Determine the number of lines that contain the word "name", then state that number and nothing more.
[Begin]
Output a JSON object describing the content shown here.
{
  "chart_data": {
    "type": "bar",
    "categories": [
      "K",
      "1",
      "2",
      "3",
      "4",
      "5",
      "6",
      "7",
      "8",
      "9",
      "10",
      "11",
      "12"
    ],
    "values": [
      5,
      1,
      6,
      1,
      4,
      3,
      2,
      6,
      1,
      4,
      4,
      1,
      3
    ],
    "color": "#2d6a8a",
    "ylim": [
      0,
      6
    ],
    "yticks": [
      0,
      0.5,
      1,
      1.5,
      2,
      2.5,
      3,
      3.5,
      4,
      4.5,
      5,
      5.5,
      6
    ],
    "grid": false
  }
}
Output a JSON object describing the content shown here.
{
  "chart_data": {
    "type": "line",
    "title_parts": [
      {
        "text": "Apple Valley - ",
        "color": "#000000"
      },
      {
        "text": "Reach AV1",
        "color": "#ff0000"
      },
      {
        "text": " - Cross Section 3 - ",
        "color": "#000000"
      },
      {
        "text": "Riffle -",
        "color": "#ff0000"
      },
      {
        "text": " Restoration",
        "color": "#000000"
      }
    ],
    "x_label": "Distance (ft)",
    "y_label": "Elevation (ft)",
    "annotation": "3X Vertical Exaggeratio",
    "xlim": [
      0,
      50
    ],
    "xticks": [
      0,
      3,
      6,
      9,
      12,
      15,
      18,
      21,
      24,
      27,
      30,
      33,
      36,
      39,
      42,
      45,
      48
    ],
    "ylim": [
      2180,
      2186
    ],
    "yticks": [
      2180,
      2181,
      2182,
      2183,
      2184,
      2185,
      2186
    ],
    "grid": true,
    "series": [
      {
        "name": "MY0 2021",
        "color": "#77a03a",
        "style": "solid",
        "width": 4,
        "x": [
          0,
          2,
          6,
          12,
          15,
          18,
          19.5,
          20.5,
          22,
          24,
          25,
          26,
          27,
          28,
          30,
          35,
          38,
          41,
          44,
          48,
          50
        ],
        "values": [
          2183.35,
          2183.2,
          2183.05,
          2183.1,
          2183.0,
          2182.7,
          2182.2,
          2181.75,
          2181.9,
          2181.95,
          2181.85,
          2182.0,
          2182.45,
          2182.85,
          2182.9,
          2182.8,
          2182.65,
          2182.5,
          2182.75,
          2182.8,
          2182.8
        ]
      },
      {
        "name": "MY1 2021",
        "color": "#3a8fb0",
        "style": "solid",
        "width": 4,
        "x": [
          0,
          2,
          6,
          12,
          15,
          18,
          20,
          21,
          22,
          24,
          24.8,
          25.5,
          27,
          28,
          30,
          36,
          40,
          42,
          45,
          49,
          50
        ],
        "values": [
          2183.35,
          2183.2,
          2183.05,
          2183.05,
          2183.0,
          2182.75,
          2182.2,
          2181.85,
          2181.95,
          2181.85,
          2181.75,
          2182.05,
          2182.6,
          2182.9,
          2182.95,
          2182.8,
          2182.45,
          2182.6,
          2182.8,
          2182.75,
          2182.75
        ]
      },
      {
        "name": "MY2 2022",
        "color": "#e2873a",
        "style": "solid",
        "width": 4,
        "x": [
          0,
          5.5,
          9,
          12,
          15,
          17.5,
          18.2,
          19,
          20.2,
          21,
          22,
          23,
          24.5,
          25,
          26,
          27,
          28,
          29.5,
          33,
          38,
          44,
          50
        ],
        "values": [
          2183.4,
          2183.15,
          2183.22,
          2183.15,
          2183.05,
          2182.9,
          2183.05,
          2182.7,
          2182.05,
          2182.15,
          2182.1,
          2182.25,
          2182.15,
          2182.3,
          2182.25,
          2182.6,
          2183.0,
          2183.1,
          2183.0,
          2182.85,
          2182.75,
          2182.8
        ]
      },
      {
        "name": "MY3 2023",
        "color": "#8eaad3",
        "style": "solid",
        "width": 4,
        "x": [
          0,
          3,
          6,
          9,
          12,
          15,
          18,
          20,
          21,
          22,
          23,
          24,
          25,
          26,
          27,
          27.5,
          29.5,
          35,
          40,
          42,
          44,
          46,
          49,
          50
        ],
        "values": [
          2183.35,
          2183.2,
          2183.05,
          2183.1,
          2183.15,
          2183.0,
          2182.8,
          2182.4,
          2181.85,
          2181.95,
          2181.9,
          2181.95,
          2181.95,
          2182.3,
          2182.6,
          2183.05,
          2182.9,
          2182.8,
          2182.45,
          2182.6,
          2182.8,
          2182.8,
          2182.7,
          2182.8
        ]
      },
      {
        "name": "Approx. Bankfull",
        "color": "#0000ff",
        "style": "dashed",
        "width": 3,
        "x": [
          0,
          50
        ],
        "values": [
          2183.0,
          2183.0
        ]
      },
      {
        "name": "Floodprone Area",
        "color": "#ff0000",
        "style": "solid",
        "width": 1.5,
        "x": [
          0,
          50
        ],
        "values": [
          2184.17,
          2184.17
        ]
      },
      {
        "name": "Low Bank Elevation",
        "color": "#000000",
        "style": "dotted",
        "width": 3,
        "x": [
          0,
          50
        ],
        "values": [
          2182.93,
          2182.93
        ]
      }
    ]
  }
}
[End]
_EXERCISE ANSWER_
7